* What you should do
Return every entry exactly as written.

** START Data provided **

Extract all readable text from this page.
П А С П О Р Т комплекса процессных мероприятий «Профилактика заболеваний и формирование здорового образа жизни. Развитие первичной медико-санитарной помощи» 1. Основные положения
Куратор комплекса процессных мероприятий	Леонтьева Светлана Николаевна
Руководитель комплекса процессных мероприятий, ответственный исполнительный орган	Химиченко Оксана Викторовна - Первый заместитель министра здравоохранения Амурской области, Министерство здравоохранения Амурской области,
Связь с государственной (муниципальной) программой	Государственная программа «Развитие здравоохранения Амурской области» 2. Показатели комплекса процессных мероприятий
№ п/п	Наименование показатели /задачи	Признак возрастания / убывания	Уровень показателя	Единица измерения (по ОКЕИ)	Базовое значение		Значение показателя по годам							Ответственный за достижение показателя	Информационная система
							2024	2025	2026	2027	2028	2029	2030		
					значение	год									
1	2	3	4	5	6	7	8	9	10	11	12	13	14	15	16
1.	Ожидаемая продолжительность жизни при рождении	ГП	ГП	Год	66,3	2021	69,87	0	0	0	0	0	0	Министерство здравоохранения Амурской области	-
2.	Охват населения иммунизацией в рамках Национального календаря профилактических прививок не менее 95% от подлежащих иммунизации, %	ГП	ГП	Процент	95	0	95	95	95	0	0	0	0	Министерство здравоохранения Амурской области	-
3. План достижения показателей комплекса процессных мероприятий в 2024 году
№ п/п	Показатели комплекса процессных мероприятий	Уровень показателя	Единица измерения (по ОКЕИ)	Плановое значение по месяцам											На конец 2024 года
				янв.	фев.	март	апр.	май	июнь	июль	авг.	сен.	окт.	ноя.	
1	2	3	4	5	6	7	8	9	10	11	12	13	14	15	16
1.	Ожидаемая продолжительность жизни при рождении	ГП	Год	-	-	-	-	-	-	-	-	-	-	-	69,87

** END Data provided **

* Exercise result
Extract all readable text from this page.
П А С П О Р Т комплекса процессных мероприятий «Профилактика заболеваний и формирование здорового образа жизни. Развитие первичной медико-санитарной помощи» 1. Основные положения
Куратор комплекса процессных мероприятий	Леонтьева Светлана Николаевна
Руководитель комплекса процессных мероприятий, ответственный исполнительный орган	Химиченко Оксана Викторовна - Первый заместитель министра здравоохранения Амурской области, Министерство здравоохранения Амурской области,
Связь с государственной (муниципальной) программой	Государственная программа «Развитие здравоохранения Амурской области» 2. Показатели комплекса процессных мероприятий
№ п/п	Наименование показатели /задачи	Признак возрастания / убывания	Уровень показателя	Единица измерения (по ОКЕИ)	Базовое значение		Значение показателя по годам							Ответственный за достижение показателя	Информационная система
							2024	2025	2026	2027	2028	2029	2030		
					значение	год									
1	2	3	4	5	6	7	8	9	10	11	12	13	14	15	16
1.	Ожидаемая продолжительность жизни при рождении	ГП	ГП	Год	66,3	2021	69,87	0	0	0	0	0	0	Министерство здравоохранения Амурской области	-
2.	Охват населения иммунизацией в рамках Национального календаря профилактических прививок не менее 95% от подлежащих иммунизации, %	ГП	ГП	Процент	95	0	95	95	95	0	0	0	0	Министерство здравоохранения Амурской области	-
3. План достижения показателей комплекса процессных мероприятий в 2024 году
№ п/п	Показатели комплекса процессных мероприятий	Уровень показателя	Единица измерения (по ОКЕИ)	Плановое значение по месяцам											На конец 2024 года
				янв.	фев.	март	апр.	май	июнь	июль	авг.	сен.	окт.	ноя.	
1	2	3	4	5	6	7	8	9	10	11	12	13	14	15	16
1.	Ожидаемая продолжительность жизни при рождении	ГП	Год	-	-	-	-	-	-	-	-	-	-	-	69,87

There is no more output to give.